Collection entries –
++++++++

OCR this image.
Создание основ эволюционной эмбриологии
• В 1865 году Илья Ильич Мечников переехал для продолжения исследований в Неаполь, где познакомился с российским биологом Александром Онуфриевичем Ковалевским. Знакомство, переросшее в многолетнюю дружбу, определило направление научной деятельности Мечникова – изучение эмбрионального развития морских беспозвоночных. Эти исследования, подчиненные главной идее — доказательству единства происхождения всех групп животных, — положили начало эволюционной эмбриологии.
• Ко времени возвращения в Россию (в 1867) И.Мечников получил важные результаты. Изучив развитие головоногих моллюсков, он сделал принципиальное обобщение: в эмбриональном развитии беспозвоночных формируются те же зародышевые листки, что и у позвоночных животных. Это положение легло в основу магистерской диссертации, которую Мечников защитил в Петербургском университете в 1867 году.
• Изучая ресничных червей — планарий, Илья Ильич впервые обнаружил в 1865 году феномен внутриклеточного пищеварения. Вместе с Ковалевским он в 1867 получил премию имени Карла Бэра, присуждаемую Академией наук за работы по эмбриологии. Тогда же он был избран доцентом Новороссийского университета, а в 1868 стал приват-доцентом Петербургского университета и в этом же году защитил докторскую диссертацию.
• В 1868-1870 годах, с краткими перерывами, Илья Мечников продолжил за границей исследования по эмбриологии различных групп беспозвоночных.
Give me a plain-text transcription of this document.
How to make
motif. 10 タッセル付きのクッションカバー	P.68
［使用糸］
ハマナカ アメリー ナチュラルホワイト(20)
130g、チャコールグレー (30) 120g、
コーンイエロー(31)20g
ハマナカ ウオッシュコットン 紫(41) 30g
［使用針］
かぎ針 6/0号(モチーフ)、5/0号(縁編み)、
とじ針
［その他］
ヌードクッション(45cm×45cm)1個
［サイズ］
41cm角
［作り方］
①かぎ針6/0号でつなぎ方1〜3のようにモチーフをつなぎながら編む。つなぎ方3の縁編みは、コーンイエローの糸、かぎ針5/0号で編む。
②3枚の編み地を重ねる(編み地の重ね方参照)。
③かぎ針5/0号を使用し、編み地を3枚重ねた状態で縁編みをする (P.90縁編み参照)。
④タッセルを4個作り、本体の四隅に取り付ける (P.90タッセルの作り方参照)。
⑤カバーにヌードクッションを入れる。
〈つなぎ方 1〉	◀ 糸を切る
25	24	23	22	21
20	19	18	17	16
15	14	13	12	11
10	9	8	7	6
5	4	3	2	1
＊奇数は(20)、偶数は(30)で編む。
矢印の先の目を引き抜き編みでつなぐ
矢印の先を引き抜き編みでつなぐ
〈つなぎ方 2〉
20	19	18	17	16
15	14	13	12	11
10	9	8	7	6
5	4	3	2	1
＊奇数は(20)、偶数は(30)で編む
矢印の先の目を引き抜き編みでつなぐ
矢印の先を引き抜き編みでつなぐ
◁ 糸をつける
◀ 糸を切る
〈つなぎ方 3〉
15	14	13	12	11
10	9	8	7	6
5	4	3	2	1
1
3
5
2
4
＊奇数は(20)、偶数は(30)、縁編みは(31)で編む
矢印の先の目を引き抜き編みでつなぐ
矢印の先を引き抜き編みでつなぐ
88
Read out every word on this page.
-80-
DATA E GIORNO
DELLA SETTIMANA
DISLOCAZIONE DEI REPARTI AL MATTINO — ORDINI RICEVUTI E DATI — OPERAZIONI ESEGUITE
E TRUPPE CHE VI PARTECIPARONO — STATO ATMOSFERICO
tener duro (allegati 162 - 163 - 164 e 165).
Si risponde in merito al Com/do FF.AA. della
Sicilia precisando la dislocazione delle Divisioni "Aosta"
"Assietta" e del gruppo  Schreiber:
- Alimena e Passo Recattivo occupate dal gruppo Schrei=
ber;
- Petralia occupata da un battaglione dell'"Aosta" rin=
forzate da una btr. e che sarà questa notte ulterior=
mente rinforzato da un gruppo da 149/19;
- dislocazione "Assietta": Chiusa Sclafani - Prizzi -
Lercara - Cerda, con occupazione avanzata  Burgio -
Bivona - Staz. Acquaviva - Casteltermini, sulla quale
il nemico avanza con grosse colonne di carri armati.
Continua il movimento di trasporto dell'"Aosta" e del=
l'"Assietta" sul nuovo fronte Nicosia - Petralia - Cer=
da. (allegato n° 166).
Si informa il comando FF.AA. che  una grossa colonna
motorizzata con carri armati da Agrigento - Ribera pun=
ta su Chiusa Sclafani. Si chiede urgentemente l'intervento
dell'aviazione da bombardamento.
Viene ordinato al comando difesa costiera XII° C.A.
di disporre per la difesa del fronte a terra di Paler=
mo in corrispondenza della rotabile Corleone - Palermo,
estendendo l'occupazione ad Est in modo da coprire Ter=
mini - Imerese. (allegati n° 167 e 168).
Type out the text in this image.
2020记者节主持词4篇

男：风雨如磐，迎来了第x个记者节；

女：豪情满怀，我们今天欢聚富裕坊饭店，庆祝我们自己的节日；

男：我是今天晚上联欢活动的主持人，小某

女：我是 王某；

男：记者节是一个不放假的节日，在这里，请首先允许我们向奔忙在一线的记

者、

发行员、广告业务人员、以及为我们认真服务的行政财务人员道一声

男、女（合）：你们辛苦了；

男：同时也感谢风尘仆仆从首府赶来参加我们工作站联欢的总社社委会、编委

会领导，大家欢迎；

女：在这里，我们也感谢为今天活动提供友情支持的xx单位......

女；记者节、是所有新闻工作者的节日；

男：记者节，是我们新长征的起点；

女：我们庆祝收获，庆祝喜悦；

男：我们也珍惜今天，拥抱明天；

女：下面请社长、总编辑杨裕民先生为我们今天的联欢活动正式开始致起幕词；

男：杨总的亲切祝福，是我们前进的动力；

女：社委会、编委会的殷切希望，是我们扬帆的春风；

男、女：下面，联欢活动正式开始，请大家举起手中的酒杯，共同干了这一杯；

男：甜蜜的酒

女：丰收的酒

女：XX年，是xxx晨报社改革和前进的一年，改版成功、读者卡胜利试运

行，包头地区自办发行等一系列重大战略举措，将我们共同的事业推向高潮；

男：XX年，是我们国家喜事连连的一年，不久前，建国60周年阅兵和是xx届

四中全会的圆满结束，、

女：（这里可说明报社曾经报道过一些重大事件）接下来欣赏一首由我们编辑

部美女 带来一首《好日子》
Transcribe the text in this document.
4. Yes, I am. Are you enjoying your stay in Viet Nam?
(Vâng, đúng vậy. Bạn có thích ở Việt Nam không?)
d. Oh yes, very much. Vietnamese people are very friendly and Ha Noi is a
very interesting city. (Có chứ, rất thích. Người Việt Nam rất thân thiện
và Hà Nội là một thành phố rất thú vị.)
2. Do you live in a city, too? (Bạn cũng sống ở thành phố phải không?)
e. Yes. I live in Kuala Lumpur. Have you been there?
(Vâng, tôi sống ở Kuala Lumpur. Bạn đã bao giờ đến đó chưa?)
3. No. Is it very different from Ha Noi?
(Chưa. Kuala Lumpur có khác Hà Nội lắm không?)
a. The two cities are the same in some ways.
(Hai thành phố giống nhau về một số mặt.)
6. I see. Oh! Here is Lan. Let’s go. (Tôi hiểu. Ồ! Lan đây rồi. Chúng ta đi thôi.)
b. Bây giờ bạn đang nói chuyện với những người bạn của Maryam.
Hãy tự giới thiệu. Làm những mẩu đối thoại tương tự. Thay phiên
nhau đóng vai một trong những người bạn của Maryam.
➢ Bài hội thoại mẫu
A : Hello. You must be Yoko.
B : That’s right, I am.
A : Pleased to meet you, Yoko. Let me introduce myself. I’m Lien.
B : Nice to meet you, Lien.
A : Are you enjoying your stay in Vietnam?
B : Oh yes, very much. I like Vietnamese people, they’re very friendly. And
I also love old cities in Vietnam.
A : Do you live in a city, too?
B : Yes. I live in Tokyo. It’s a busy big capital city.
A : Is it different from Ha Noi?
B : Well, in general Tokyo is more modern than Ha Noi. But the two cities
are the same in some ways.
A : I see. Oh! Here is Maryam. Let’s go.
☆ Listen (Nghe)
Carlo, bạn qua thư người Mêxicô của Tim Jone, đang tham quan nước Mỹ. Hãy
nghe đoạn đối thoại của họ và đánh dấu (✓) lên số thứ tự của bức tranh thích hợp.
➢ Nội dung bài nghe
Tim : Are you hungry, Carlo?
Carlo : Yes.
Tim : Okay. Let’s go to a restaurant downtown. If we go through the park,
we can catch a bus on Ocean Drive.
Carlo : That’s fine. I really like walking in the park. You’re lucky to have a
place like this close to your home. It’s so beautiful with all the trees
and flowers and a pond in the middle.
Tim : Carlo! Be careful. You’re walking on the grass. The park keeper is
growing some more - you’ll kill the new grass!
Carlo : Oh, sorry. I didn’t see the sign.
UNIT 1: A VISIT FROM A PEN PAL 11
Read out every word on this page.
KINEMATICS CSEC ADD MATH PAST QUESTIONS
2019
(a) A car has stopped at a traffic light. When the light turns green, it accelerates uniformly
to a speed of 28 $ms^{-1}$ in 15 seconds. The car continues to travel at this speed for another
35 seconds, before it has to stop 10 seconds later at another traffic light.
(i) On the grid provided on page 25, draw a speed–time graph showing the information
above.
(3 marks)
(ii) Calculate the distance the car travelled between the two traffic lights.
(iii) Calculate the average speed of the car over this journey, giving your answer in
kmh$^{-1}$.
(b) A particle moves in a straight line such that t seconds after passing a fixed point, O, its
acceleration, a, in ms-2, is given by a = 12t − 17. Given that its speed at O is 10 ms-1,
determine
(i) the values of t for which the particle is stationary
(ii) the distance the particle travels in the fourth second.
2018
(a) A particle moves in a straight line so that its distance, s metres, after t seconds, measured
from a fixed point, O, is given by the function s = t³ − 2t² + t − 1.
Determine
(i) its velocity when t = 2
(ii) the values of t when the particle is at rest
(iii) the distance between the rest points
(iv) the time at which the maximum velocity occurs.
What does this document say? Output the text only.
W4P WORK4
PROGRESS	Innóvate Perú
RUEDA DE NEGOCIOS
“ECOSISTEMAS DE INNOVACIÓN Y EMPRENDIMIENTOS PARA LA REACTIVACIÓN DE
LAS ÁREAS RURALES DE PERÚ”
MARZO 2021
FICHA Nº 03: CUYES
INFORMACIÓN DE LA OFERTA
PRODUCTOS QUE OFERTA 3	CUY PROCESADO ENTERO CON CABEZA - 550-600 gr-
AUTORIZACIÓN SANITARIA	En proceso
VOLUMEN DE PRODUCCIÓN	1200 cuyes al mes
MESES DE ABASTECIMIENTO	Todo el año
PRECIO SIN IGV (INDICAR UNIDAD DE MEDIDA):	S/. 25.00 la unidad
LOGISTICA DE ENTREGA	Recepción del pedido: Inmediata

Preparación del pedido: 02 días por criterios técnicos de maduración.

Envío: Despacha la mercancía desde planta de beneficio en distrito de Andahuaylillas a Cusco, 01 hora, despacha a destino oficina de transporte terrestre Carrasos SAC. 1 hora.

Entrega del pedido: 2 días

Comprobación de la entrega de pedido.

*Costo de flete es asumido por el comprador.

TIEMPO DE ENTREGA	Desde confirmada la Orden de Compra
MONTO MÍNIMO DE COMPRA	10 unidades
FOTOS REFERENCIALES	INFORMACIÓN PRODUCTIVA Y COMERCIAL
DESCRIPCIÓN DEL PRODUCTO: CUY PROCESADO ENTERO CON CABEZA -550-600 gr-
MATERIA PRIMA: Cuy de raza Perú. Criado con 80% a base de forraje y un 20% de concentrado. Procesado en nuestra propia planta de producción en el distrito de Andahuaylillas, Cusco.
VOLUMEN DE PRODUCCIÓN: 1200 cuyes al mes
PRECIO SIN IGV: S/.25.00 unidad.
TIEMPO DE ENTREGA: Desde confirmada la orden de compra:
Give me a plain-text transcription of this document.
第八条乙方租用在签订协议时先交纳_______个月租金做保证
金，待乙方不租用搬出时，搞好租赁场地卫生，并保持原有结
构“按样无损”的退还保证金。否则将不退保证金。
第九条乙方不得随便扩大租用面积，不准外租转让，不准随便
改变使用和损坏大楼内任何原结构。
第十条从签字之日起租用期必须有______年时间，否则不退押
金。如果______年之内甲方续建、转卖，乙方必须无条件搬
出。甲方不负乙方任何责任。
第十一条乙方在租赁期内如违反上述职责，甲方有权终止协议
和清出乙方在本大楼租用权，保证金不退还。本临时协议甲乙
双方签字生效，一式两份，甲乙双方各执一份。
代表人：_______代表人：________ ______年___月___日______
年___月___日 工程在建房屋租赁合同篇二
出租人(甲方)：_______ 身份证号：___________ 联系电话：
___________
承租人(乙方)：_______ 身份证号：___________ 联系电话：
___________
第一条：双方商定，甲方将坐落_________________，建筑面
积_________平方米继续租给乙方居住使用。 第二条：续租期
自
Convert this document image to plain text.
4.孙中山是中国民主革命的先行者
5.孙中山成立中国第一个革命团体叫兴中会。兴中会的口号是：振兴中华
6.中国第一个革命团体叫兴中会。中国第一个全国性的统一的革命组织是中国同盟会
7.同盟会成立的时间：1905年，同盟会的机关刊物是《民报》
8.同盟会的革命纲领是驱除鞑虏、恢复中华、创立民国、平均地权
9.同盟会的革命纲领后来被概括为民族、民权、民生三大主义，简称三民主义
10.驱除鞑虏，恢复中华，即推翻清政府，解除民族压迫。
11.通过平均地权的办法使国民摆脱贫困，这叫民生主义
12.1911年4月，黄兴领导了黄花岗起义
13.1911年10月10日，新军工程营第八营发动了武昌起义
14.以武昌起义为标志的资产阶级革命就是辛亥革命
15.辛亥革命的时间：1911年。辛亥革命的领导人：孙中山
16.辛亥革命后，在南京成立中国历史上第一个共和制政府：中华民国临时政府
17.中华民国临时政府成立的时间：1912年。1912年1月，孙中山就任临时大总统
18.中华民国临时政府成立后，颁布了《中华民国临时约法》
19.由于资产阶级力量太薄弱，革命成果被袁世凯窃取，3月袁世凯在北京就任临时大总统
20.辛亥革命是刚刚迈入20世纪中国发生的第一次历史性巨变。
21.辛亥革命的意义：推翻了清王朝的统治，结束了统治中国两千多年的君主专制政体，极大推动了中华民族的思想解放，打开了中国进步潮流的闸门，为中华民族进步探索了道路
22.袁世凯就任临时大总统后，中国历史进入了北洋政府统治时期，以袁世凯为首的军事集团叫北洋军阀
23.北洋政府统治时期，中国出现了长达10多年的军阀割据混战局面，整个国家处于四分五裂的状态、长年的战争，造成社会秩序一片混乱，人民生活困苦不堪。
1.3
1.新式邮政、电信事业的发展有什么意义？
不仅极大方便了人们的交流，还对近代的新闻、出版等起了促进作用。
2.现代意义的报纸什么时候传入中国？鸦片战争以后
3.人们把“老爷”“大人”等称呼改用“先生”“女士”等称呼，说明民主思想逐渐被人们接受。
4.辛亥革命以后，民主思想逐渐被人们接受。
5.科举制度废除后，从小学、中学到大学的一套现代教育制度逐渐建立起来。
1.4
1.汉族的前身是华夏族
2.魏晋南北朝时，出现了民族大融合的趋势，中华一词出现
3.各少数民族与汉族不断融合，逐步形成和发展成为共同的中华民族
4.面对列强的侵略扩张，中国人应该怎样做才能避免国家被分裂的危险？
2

++++++++

Given task –
Copy out each line of the listing that holds "thành".

Correct result –
và Hà Nội là một thành phố rất thú vị.)
2. Do you live in a city, too? (Bạn cũng sống ở thành phố phải không?)
(Hai thành phố giống nhau về một số mặt.)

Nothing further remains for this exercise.